- [Task goal]
Search the records for "page" and copy each line that holds it.

=====

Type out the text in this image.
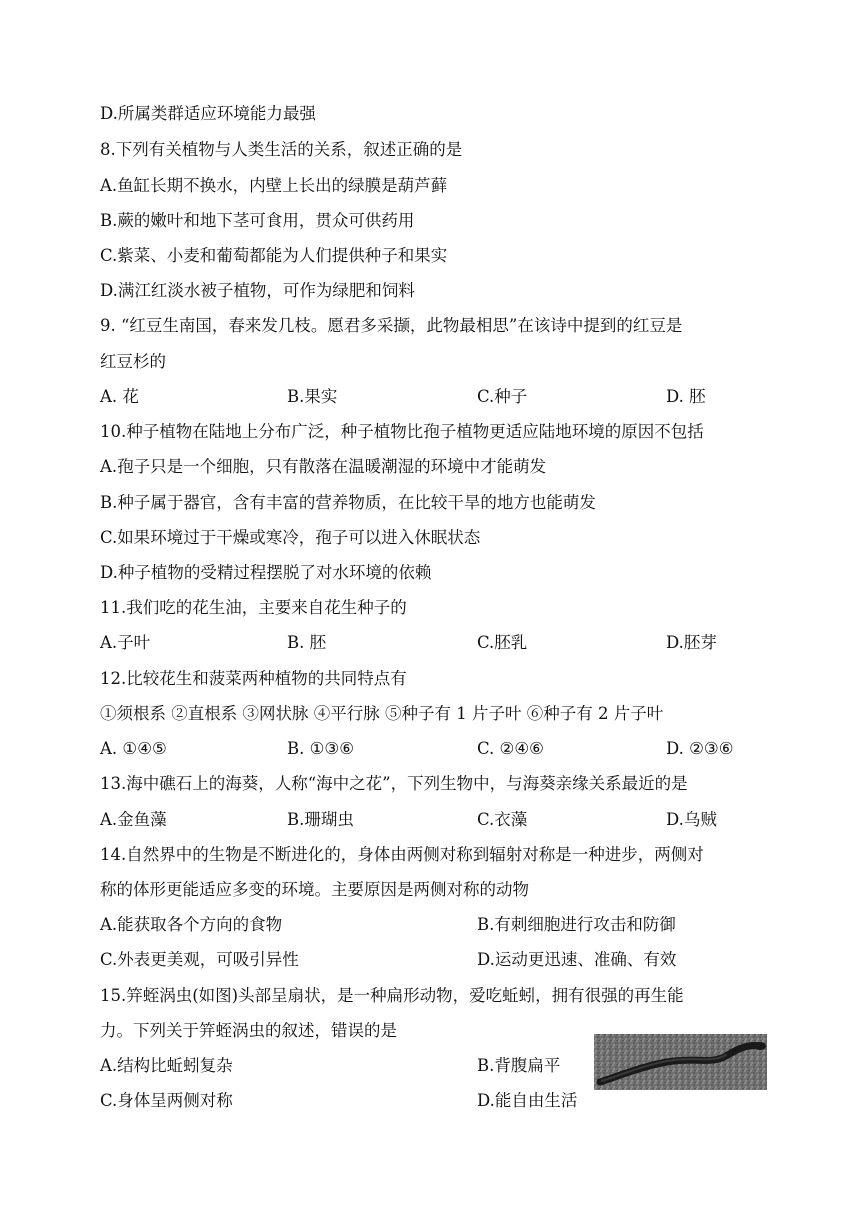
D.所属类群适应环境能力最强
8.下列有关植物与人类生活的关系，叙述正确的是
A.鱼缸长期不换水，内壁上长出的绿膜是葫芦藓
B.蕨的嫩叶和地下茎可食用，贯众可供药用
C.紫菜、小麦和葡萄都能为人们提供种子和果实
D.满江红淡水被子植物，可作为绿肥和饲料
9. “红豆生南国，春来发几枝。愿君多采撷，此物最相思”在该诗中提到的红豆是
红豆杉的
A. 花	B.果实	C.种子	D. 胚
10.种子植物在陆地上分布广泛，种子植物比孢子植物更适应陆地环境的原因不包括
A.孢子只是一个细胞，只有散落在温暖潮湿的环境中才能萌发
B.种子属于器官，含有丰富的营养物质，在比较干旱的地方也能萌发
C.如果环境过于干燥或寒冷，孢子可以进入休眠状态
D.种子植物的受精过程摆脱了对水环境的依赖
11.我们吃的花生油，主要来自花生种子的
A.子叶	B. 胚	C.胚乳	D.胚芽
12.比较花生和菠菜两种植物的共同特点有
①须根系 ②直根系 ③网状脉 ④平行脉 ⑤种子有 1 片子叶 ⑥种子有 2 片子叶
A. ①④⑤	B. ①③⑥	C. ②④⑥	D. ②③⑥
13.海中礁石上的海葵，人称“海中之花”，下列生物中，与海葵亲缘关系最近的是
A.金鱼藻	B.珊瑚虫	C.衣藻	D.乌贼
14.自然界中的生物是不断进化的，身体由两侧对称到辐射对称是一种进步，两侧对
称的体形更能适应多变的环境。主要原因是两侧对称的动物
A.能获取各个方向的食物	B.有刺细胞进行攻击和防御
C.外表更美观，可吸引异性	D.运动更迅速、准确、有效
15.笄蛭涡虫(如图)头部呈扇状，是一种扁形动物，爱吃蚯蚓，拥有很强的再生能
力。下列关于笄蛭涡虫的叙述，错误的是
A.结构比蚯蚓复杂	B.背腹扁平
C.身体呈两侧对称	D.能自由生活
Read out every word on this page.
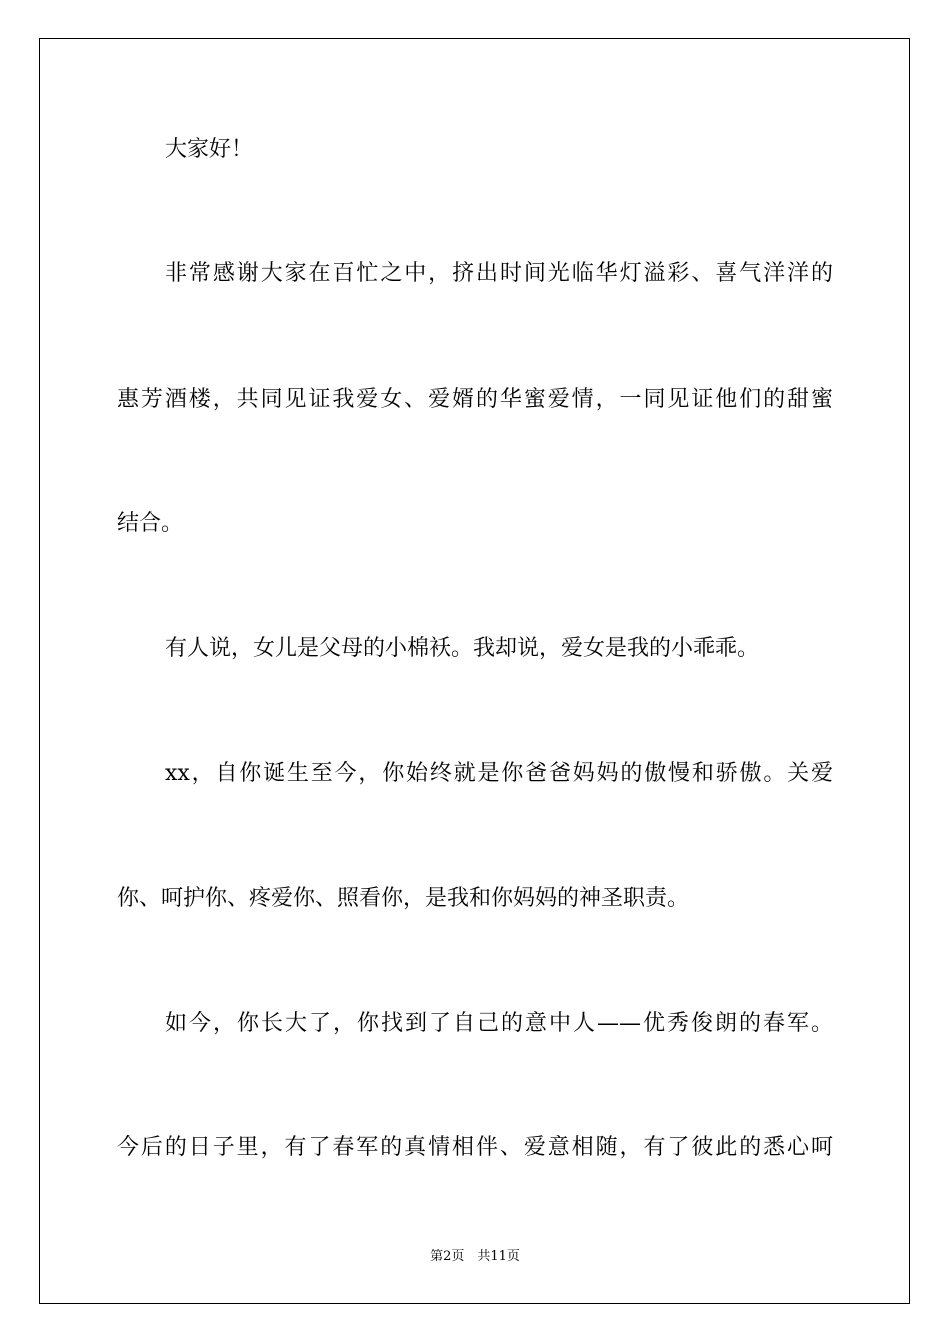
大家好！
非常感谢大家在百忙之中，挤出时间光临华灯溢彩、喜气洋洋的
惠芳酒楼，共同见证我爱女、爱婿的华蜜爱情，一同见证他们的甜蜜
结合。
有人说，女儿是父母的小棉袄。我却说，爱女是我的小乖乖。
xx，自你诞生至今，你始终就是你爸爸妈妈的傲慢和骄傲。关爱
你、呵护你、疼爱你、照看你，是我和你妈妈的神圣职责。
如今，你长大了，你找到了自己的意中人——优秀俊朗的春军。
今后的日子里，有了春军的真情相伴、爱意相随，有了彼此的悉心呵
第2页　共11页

=====

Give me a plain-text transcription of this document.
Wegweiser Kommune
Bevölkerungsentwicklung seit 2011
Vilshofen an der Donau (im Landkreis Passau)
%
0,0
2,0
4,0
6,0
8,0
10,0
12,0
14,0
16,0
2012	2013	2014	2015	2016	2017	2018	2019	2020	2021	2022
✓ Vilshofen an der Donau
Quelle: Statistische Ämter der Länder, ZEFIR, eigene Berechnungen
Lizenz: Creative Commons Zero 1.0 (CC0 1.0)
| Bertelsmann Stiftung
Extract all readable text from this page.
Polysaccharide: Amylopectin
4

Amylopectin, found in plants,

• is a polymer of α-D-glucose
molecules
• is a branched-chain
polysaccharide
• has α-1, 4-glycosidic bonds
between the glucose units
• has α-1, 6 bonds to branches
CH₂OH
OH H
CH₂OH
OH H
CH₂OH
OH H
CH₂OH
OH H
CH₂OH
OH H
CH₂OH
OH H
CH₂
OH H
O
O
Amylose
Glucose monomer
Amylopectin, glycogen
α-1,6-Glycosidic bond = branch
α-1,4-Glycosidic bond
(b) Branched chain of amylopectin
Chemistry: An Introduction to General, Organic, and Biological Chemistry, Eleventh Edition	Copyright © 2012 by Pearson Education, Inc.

=====

- [Expected output]
Read out every word on this page.
Extract all readable text from this page.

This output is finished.